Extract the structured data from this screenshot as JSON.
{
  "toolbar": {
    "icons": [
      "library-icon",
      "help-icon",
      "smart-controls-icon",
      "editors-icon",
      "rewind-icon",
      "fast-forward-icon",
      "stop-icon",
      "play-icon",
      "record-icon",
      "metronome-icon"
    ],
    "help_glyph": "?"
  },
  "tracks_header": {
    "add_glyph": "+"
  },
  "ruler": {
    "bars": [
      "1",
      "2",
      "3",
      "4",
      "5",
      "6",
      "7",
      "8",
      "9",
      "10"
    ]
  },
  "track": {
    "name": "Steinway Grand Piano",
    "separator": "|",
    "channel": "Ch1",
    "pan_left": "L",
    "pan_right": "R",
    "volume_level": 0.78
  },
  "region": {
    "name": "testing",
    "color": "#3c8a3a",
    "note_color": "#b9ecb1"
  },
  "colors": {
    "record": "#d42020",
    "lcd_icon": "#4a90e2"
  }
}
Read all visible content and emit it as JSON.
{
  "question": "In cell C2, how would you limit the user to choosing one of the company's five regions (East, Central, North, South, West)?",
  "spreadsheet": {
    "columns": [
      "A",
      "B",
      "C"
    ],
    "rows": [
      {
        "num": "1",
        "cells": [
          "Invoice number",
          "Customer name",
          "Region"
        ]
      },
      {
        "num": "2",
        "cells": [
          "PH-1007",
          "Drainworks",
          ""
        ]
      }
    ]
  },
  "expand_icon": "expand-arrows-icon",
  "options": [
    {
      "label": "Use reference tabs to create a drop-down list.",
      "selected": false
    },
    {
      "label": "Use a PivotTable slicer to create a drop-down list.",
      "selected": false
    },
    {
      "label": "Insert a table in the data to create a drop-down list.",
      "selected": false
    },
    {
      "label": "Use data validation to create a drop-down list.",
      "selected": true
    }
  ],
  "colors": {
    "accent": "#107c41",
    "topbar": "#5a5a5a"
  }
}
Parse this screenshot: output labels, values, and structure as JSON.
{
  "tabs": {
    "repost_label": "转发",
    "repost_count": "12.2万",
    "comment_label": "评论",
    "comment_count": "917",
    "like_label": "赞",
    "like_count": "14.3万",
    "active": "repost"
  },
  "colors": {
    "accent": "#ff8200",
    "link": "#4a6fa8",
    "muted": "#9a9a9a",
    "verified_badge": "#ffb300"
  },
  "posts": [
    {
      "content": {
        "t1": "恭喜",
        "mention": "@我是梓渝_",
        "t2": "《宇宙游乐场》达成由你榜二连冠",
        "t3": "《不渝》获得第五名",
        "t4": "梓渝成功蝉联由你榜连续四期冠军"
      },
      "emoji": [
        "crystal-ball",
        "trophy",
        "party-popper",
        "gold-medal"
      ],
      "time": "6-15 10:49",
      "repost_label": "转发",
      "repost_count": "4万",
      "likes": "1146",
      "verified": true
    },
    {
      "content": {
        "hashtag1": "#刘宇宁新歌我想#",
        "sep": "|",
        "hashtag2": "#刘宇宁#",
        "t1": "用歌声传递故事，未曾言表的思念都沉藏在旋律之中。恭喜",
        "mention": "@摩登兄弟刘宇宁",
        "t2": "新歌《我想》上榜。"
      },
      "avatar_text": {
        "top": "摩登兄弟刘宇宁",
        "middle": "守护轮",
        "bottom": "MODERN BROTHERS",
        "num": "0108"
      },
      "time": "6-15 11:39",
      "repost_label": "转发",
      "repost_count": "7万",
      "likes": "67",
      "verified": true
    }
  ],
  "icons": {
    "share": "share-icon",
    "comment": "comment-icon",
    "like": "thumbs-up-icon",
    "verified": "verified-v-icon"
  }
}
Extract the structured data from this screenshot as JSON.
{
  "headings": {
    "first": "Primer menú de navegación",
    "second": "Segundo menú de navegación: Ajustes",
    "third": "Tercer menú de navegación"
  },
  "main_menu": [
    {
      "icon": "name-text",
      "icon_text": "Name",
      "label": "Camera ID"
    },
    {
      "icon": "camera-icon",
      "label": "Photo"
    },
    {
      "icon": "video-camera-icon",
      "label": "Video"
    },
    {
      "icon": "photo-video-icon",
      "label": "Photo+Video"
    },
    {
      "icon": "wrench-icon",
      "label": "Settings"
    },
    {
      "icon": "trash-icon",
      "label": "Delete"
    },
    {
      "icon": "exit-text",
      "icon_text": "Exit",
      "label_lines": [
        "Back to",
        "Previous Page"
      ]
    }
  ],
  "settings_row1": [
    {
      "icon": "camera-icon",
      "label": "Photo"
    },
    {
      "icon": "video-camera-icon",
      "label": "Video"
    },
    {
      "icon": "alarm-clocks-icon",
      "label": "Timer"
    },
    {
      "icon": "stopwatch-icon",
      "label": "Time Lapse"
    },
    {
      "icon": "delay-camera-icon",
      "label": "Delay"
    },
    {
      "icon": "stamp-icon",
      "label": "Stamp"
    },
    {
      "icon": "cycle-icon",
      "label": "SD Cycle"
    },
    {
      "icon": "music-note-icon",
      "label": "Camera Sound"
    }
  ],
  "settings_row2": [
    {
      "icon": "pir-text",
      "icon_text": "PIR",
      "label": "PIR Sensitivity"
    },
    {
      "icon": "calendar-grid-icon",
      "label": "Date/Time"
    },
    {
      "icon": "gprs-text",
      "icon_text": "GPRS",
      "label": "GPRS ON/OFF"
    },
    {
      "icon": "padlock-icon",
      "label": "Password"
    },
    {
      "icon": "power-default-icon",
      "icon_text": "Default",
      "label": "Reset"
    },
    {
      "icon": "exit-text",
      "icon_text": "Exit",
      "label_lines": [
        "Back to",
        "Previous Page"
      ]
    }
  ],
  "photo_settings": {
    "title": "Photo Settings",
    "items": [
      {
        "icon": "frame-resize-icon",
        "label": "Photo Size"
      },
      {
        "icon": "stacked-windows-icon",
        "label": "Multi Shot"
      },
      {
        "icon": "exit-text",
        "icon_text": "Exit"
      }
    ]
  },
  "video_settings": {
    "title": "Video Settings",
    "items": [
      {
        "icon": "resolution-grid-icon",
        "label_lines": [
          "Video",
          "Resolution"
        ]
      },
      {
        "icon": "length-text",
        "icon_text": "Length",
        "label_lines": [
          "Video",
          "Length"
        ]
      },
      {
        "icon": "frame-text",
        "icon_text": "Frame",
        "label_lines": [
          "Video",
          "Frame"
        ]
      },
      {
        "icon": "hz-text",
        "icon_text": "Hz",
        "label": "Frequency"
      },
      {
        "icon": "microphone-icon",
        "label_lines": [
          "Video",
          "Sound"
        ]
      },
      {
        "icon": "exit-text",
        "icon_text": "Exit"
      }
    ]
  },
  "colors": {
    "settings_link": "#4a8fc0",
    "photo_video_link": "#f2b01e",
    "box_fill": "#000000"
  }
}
■ ■ ■ ■ ■ ■ ■
▸ WORK TO BE COMPLETED: Print all of the entries exactly as they are written.

▸ EXERCISE RESPONSE:
Extract the structured data from this screenshot as JSON.
{
  "toolbar": {
    "icons": [
      "library-icon",
      "help-icon",
      "smart-controls-icon",
      "editors-icon",
      "rewind-icon",
      "fast-forward-icon",
      "stop-icon",
      "play-icon",
      "record-icon",
      "metronome-icon"
    ],
    "help_glyph": "?"
  },
  "tracks_header": {
    "add_glyph": "+"
  },
  "ruler": {
    "bars": [
      "1",
      "2",
      "3",
      "4",
      "5",
      "6",
      "7",
      "8",
      "9",
      "10"
    ]
  },
  "track": {
    "name": "Steinway Grand Piano",
    "separator": "|",
    "channel": "Ch1",
    "pan_left": "L",
    "pan_right": "R",
    "volume_level": 0.78
  },
  "region": {
    "name": "testing",
    "color": "#3c8a3a",
    "note_color": "#b9ecb1"
  },
  "colors": {
    "record": "#d42020",
    "lcd_icon": "#4a90e2"
  }
}
Read all visible content and emit it as JSON.
{
  "question": "In cell C2, how would you limit the user to choosing one of the company's five regions (East, Central, North, South, West)?",
  "spreadsheet": {
    "columns": [
      "A",
      "B",
      "C"
    ],
    "rows": [
      {
        "num": "1",
        "cells": [
          "Invoice number",
          "Customer name",
          "Region"
        ]
      },
      {
        "num": "2",
        "cells": [
          "PH-1007",
          "Drainworks",
          ""
        ]
      }
    ]
  },
  "expand_icon": "expand-arrows-icon",
  "options": [
    {
      "label": "Use reference tabs to create a drop-down list.",
      "selected": false
    },
    {
      "label": "Use a PivotTable slicer to create a drop-down list.",
      "selected": false
    },
    {
      "label": "Insert a table in the data to create a drop-down list.",
      "selected": false
    },
    {
      "label": "Use data validation to create a drop-down list.",
      "selected": true
    }
  ],
  "colors": {
    "accent": "#107c41",
    "topbar": "#5a5a5a"
  }
}
Parse this screenshot: output labels, values, and structure as JSON.
{
  "tabs": {
    "repost_label": "转发",
    "repost_count": "12.2万",
    "comment_label": "评论",
    "comment_count": "917",
    "like_label": "赞",
    "like_count": "14.3万",
    "active": "repost"
  },
  "colors": {
    "accent": "#ff8200",
    "link": "#4a6fa8",
    "muted": "#9a9a9a",
    "verified_badge": "#ffb300"
  },
  "posts": [
    {
      "content": {
        "t1": "恭喜",
        "mention": "@我是梓渝_",
        "t2": "《宇宙游乐场》达成由你榜二连冠",
        "t3": "《不渝》获得第五名",
        "t4": "梓渝成功蝉联由你榜连续四期冠军"
      },
      "emoji": [
        "crystal-ball",
        "trophy",
        "party-popper",
        "gold-medal"
      ],
      "time": "6-15 10:49",
      "repost_label": "转发",
      "repost_count": "4万",
      "likes": "1146",
      "verified": true
    },
    {
      "content": {
        "hashtag1": "#刘宇宁新歌我想#",
        "sep": "|",
        "hashtag2": "#刘宇宁#",
        "t1": "用歌声传递故事，未曾言表的思念都沉藏在旋律之中。恭喜",
        "mention": "@摩登兄弟刘宇宁",
        "t2": "新歌《我想》上榜。"
      },
      "avatar_text": {
        "top": "摩登兄弟刘宇宁",
        "middle": "守护轮",
        "bottom": "MODERN BROTHERS",
        "num": "0108"
      },
      "time": "6-15 11:39",
      "repost_label": "转发",
      "repost_count": "7万",
      "likes": "67",
      "verified": true
    }
  ],
  "icons": {
    "share": "share-icon",
    "comment": "comment-icon",
    "like": "thumbs-up-icon",
    "verified": "verified-v-icon"
  }
}
Extract the structured data from this screenshot as JSON.
{
  "headings": {
    "first": "Primer menú de navegación",
    "second": "Segundo menú de navegación: Ajustes",
    "third": "Tercer menú de navegación"
  },
  "main_menu": [
    {
      "icon": "name-text",
      "icon_text": "Name",
      "label": "Camera ID"
    },
    {
      "icon": "camera-icon",
      "label": "Photo"
    },
    {
      "icon": "video-camera-icon",
      "label": "Video"
    },
    {
      "icon": "photo-video-icon",
      "label": "Photo+Video"
    },
    {
      "icon": "wrench-icon",
      "label": "Settings"
    },
    {
      "icon": "trash-icon",
      "label": "Delete"
    },
    {
      "icon": "exit-text",
      "icon_text": "Exit",
      "label_lines": [
        "Back to",
        "Previous Page"
      ]
    }
  ],
  "settings_row1": [
    {
      "icon": "camera-icon",
      "label": "Photo"
    },
    {
      "icon": "video-camera-icon",
      "label": "Video"
    },
    {
      "icon": "alarm-clocks-icon",
      "label": "Timer"
    },
    {
      "icon": "stopwatch-icon",
      "label": "Time Lapse"
    },
    {
      "icon": "delay-camera-icon",
      "label": "Delay"
    },
    {
      "icon": "stamp-icon",
      "label": "Stamp"
    },
    {
      "icon": "cycle-icon",
      "label": "SD Cycle"
    },
    {
      "icon": "music-note-icon",
      "label": "Camera Sound"
    }
  ],
  "settings_row2": [
    {
      "icon": "pir-text",
      "icon_text": "PIR",
      "label": "PIR Sensitivity"
    },
    {
      "icon": "calendar-grid-icon",
      "label": "Date/Time"
    },
    {
      "icon": "gprs-text",
      "icon_text": "GPRS",
      "label": "GPRS ON/OFF"
    },
    {
      "icon": "padlock-icon",
      "label": "Password"
    },
    {
      "icon": "power-default-icon",
      "icon_text": "Default",
      "label": "Reset"
    },
    {
      "icon": "exit-text",
      "icon_text": "Exit",
      "label_lines": [
        "Back to",
        "Previous Page"
      ]
    }
  ],
  "photo_settings": {
    "title": "Photo Settings",
    "items": [
      {
        "icon": "frame-resize-icon",
        "label": "Photo Size"
      },
      {
        "icon": "stacked-windows-icon",
        "label": "Multi Shot"
      },
      {
        "icon": "exit-text",
        "icon_text": "Exit"
      }
    ]
  },
  "video_settings": {
    "title": "Video Settings",
    "items": [
      {
        "icon": "resolution-grid-icon",
        "label_lines": [
          "Video",
          "Resolution"
        ]
      },
      {
        "icon": "length-text",
        "icon_text": "Length",
        "label_lines": [
          "Video",
          "Length"
        ]
      },
      {
        "icon": "frame-text",
        "icon_text": "Frame",
        "label_lines": [
          "Video",
          "Frame"
        ]
      },
      {
        "icon": "hz-text",
        "icon_text": "Hz",
        "label": "Frequency"
      },
      {
        "icon": "microphone-icon",
        "label_lines": [
          "Video",
          "Sound"
        ]
      },
      {
        "icon": "exit-text",
        "icon_text": "Exit"
      }
    ]
  },
  "colors": {
    "settings_link": "#4a8fc0",
    "photo_video_link": "#f2b01e",
    "box_fill": "#000000"
  }
}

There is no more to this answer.